╭─ Record set
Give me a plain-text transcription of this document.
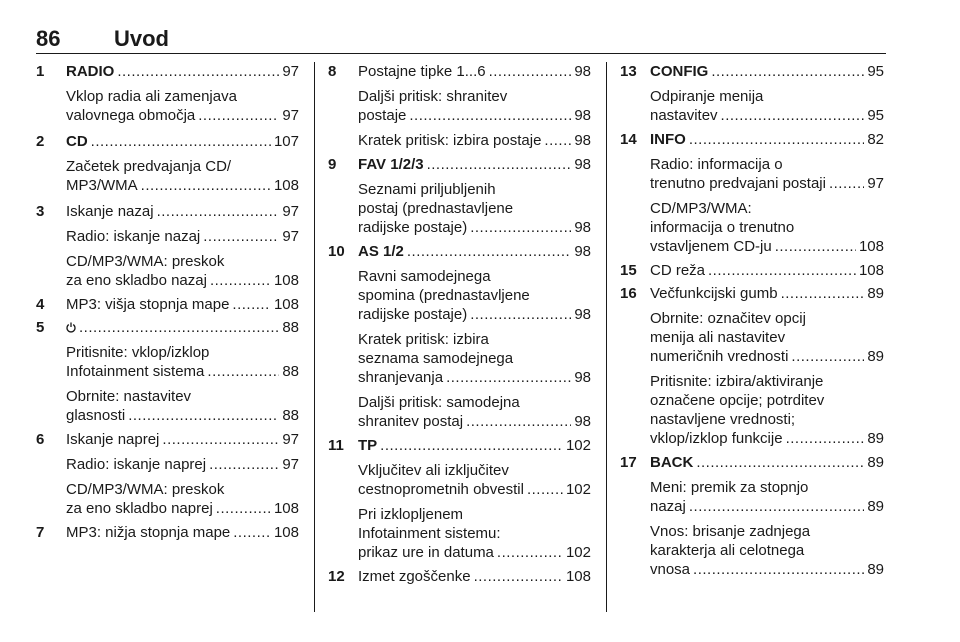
86	Uvod
1	RADIO .....	97
Vklop radia ali zamenjava
valovnega območja .....	97
2	CD .....	107
Začetek predvajanja CD/
MP3/WMA .....	108
3	Iskanje nazaj .....	97
Radio: iskanje nazaj .....	97
CD/MP3/WMA: preskok
za eno skladbo nazaj .....	108
4	MP3: višja stopnja mape .....	108
5 .....	88
Pritisnite: vklop/izklop
Infotainment sistema .....	88
Obrnite: nastavitev
glasnosti .....	88
6	Iskanje naprej .....	97
Radio: iskanje naprej .....	97
CD/MP3/WMA: preskok
za eno skladbo naprej .....	108
7	MP3: nižja stopnja mape .....	108
8	Postajne tipke 1...6 .....	98
Daljši pritisk: shranitev
postaje .....	98
Kratek pritisk: izbira postaje ..... 98
9	FAV 1/2/3 .....	98
Seznami priljubljenih
postaj (prednastavljene
radijske postaje) .....	98
10 AS 1/2 .....	98
Ravni samodejnega
spomina (prednastavljene
radijske postaje) .....	98
Kratek pritisk: izbira
seznama samodejnega
shranjevanja .....	98
Daljši pritisk: samodejna
shranitev postaj .....	98
11 TP .....	102
Vključitev ali izključitev
cestnoprometnih obvestil .....	102
Pri izklopljenem
Infotainment sistemu:
prikaz ure in datuma .....	102
12 Izmet zgoščenke .....	108
13 CONFIG .....	95
Odpiranje menija
nastavitev .....	95
14 INFO .....	82
Radio: informacija o
trenutno predvajani postaji .....	97
CD/MP3/WMA:
informacija o trenutno
vstavljenem CD-ju .....	108
15 CD reža .....	108
16 Večfunkcijski gumb .....	89
Obrnite: označitev opcij
menija ali nastavitev
numeričnih vrednosti .....	89
Pritisnite: izbira/aktiviranje
označene opcije; potrditev
nastavljene vrednosti;
vklop/izklop funkcije .....	89
17 BACK .....	89
Meni: premik za stopnjo
nazaj .....	89
Vnos: brisanje zadnjega
karakterja ali celotnega
vnosa .....	89
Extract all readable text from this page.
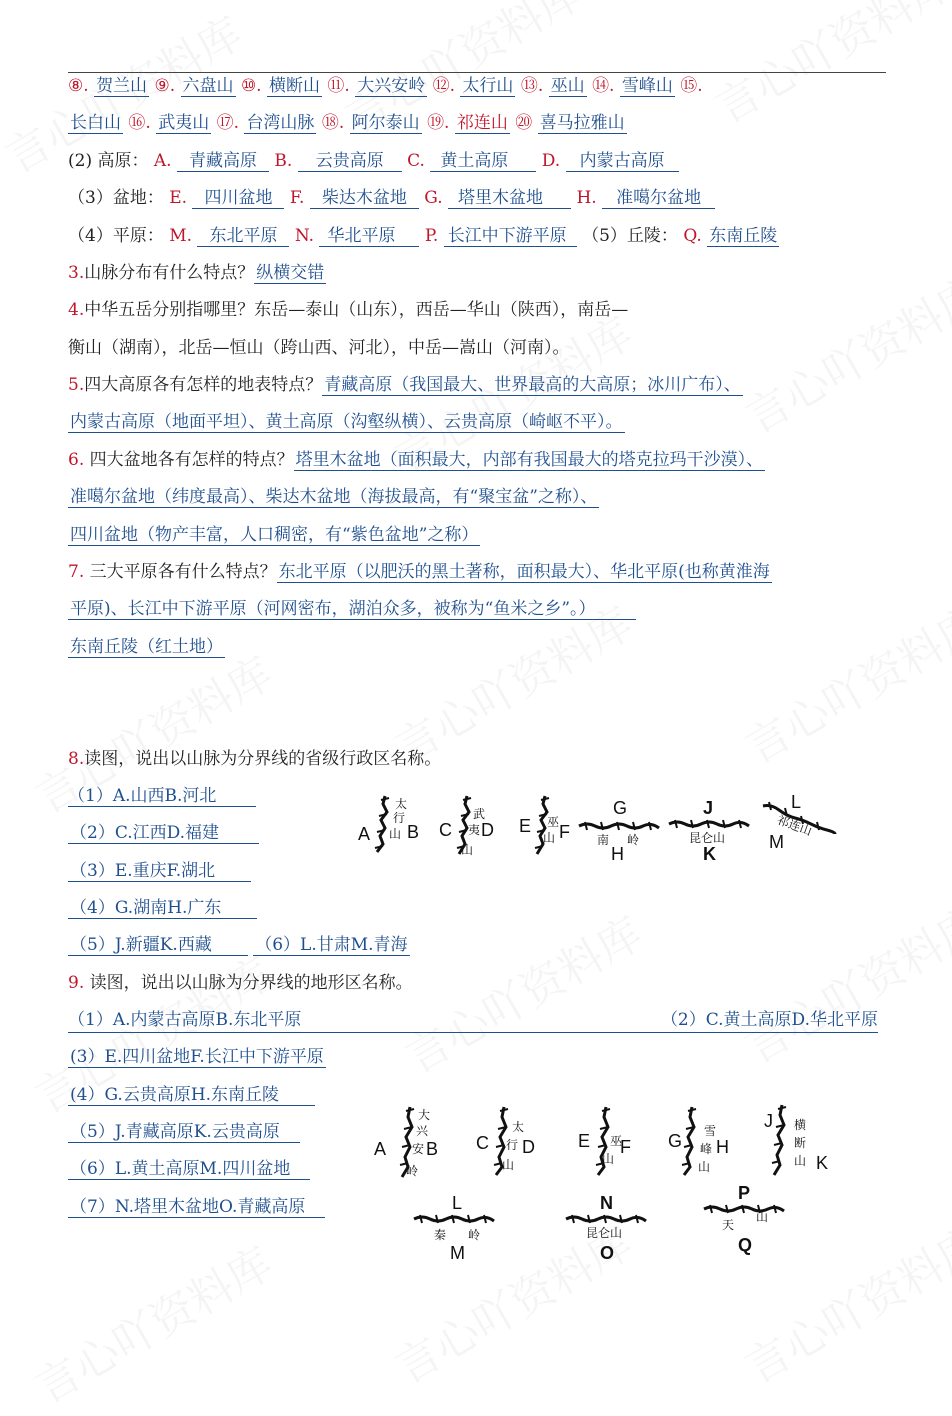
⑧. 贺兰山 ⑨. 六盘山 ⑩. 横断山 ⑪. 大兴安岭 ⑫. 太行山 ⑬. 巫山 ⑭. 雪峰山 ⑮.
长白山 ⑯. 武夷山 ⑰. 台湾山脉 ⑱. 阿尔泰山 ⑲. 祁连山 ⑳ 喜马拉雅山
(2) 高原： A. 青藏高原 B. 云贵高原 C. 黄土高原 D. 内蒙古高原
（3）盆地： E. 四川盆地 F. 柴达木盆地 G. 塔里木盆地 H. 准噶尔盆地
（4）平原： M. 东北平原 N. 华北平原 P. 长江中下游平原 （5）丘陵： Q. 东南丘陵
3.山脉分布有什么特点？ 纵横交错
4.中华五岳分别指哪里？东岳—泰山（山东），西岳—华山（陕西），南岳—
衡山（湖南），北岳—恒山（跨山西、河北），中岳—嵩山（河南）。
5.四大高原各有怎样的地表特点？ 青藏高原（我国最大、世界最高的大高原；冰川广布）、
内蒙古高原（地面平坦）、黄土高原（沟壑纵横）、云贵高原（崎岖不平）。
6. 四大盆地各有怎样的特点？ 塔里木盆地（面积最大，内部有我国最大的塔克拉玛干沙漠）、
准噶尔盆地（纬度最高）、柴达木盆地（海拔最高，有“聚宝盆”之称）、
四川盆地（物产丰富，人口稠密，有“紫色盆地”之称）
7. 三大平原各有什么特点？ 东北平原（以肥沃的黑土著称，面积最大）、华北平原(也称黄淮海
平原)、长江中下游平原（河网密布，湖泊众多，被称为“鱼米之乡”。）
东南丘陵（红土地）
8.读图，说出以山脉为分界线的省级行政区名称。
（1）A.山西B.河北
（2）C.江西D.福建
（3）E.重庆F.湖北
（4）G.湖南H.广东
（5）J.新疆K.西藏	（6）L.甘肃M.青海
A B
太行山	C D
武夷山
E F
巫山
G
H
南 岭
J
K
昆仑山
L
M
祁连山
9. 读图，说出以山脉为分界线的地形区名称。
（1）A.内蒙古高原B.东北平原	（2）C.黄土高原D.华北平原
(3）E.四川盆地F.长江中下游平原
(4）G.云贵高原H.东南丘陵
（5）J.青藏高原K.云贵高原
（6）L.黄土高原M.四川盆地
（7）N.塔里木盆地O.青藏高原
A B
大兴安岭
C D
太行山
E F
巫山
G H
雪峰山
J
K
横断山
L
M
秦 岭
N
O
昆仑山
P
Q
天山
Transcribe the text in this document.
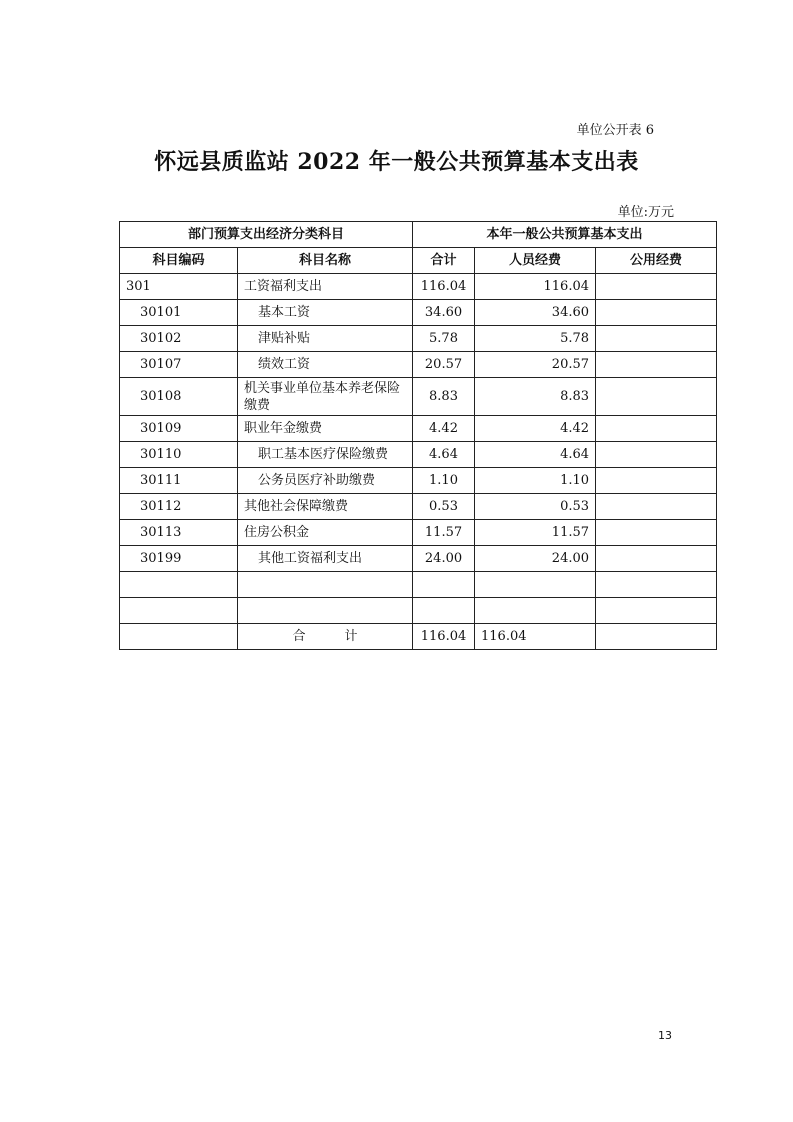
单位公开表 6
怀远县质监站 2022 年一般公共预算基本支出表
单位:万元
部门预算支出经济分类科目		本年一般公共预算基本支出		
科目编码	科目名称	合计	人员经费	公用经费
301	工资福利支出	116.04	116.04	
30101	基本工资	34.60	34.60	
30102	津贴补贴	5.78	5.78	
30107	绩效工资	20.57	20.57	
30108	机关事业单位基本养老保险缴费	8.83	8.83	
30109	职业年金缴费	4.42	4.42	
30110	职工基本医疗保险缴费	4.64	4.64	
30111	公务员医疗补助缴费	1.10	1.10	
30112	其他社会保障缴费	0.53	0.53	
30113	住房公积金	11.57	11.57	
30199	其他工资福利支出	24.00	24.00	

	合　　　计	116.04	116.04	
13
╰─
:: Task goal ::
Restate the entire listing word for word, excluding pictures.

:: Solution below ::
Give me a plain-text transcription of this document.
86	Uvod
1	RADIO .....	97
Vklop radia ali zamenjava
valovnega območja .....	97
2	CD .....	107
Začetek predvajanja CD/
MP3/WMA .....	108
3	Iskanje nazaj .....	97
Radio: iskanje nazaj .....	97
CD/MP3/WMA: preskok
za eno skladbo nazaj .....	108
4	MP3: višja stopnja mape .....	108
5 .....	88
Pritisnite: vklop/izklop
Infotainment sistema .....	88
Obrnite: nastavitev
glasnosti .....	88
6	Iskanje naprej .....	97
Radio: iskanje naprej .....	97
CD/MP3/WMA: preskok
za eno skladbo naprej .....	108
7	MP3: nižja stopnja mape .....	108
8	Postajne tipke 1...6 .....	98
Daljši pritisk: shranitev
postaje .....	98
Kratek pritisk: izbira postaje ..... 98
9	FAV 1/2/3 .....	98
Seznami priljubljenih
postaj (prednastavljene
radijske postaje) .....	98
10 AS 1/2 .....	98
Ravni samodejnega
spomina (prednastavljene
radijske postaje) .....	98
Kratek pritisk: izbira
seznama samodejnega
shranjevanja .....	98
Daljši pritisk: samodejna
shranitev postaj .....	98
11 TP .....	102
Vključitev ali izključitev
cestnoprometnih obvestil .....	102
Pri izklopljenem
Infotainment sistemu:
prikaz ure in datuma .....	102
12 Izmet zgoščenke .....	108
13 CONFIG .....	95
Odpiranje menija
nastavitev .....	95
14 INFO .....	82
Radio: informacija o
trenutno predvajani postaji .....	97
CD/MP3/WMA:
informacija o trenutno
vstavljenem CD-ju .....	108
15 CD reža .....	108
16 Večfunkcijski gumb .....	89
Obrnite: označitev opcij
menija ali nastavitev
numeričnih vrednosti .....	89
Pritisnite: izbira/aktiviranje
označene opcije; potrditev
nastavljene vrednosti;
vklop/izklop funkcije .....	89
17 BACK .....	89
Meni: premik za stopnjo
nazaj .....	89
Vnos: brisanje zadnjega
karakterja ali celotnega
vnosa .....	89
Extract all readable text from this page.
⑧. 贺兰山 ⑨. 六盘山 ⑩. 横断山 ⑪. 大兴安岭 ⑫. 太行山 ⑬. 巫山 ⑭. 雪峰山 ⑮.
长白山 ⑯. 武夷山 ⑰. 台湾山脉 ⑱. 阿尔泰山 ⑲. 祁连山 ⑳ 喜马拉雅山
(2) 高原： A. 青藏高原 B. 云贵高原 C. 黄土高原 D. 内蒙古高原
（3）盆地： E. 四川盆地 F. 柴达木盆地 G. 塔里木盆地 H. 准噶尔盆地
（4）平原： M. 东北平原 N. 华北平原 P. 长江中下游平原 （5）丘陵： Q. 东南丘陵
3.山脉分布有什么特点？ 纵横交错
4.中华五岳分别指哪里？东岳—泰山（山东），西岳—华山（陕西），南岳—
衡山（湖南），北岳—恒山（跨山西、河北），中岳—嵩山（河南）。
5.四大高原各有怎样的地表特点？ 青藏高原（我国最大、世界最高的大高原；冰川广布）、
内蒙古高原（地面平坦）、黄土高原（沟壑纵横）、云贵高原（崎岖不平）。
6. 四大盆地各有怎样的特点？ 塔里木盆地（面积最大，内部有我国最大的塔克拉玛干沙漠）、
准噶尔盆地（纬度最高）、柴达木盆地（海拔最高，有“聚宝盆”之称）、
四川盆地（物产丰富，人口稠密，有“紫色盆地”之称）
7. 三大平原各有什么特点？ 东北平原（以肥沃的黑土著称，面积最大）、华北平原(也称黄淮海
平原)、长江中下游平原（河网密布，湖泊众多，被称为“鱼米之乡”。）
东南丘陵（红土地）
8.读图，说出以山脉为分界线的省级行政区名称。
（1）A.山西B.河北
（2）C.江西D.福建
（3）E.重庆F.湖北
（4）G.湖南H.广东
（5）J.新疆K.西藏	（6）L.甘肃M.青海
A B
太行山	C D
武夷山
E F
巫山
G
H
南 岭
J
K
昆仑山
L
M
祁连山
9. 读图，说出以山脉为分界线的地形区名称。
（1）A.内蒙古高原B.东北平原	（2）C.黄土高原D.华北平原
(3）E.四川盆地F.长江中下游平原
(4）G.云贵高原H.东南丘陵
（5）J.青藏高原K.云贵高原
（6）L.黄土高原M.四川盆地
（7）N.塔里木盆地O.青藏高原
A B
大兴安岭
C D
太行山
E F
巫山
G H
雪峰山
J
K
横断山
L
M
秦 岭
N
O
昆仑山
P
Q
天山
Transcribe the text in this document.
单位公开表 6
怀远县质监站 2022 年一般公共预算基本支出表
单位:万元
部门预算支出经济分类科目		本年一般公共预算基本支出		
科目编码	科目名称	合计	人员经费	公用经费
301	工资福利支出	116.04	116.04	
30101	基本工资	34.60	34.60	
30102	津贴补贴	5.78	5.78	
30107	绩效工资	20.57	20.57	
30108	机关事业单位基本养老保险缴费	8.83	8.83	
30109	职业年金缴费	4.42	4.42	
30110	职工基本医疗保险缴费	4.64	4.64	
30111	公务员医疗补助缴费	1.10	1.10	
30112	其他社会保障缴费	0.53	0.53	
30113	住房公积金	11.57	11.57	
30199	其他工资福利支出	24.00	24.00	

	合　　　计	116.04	116.04	
13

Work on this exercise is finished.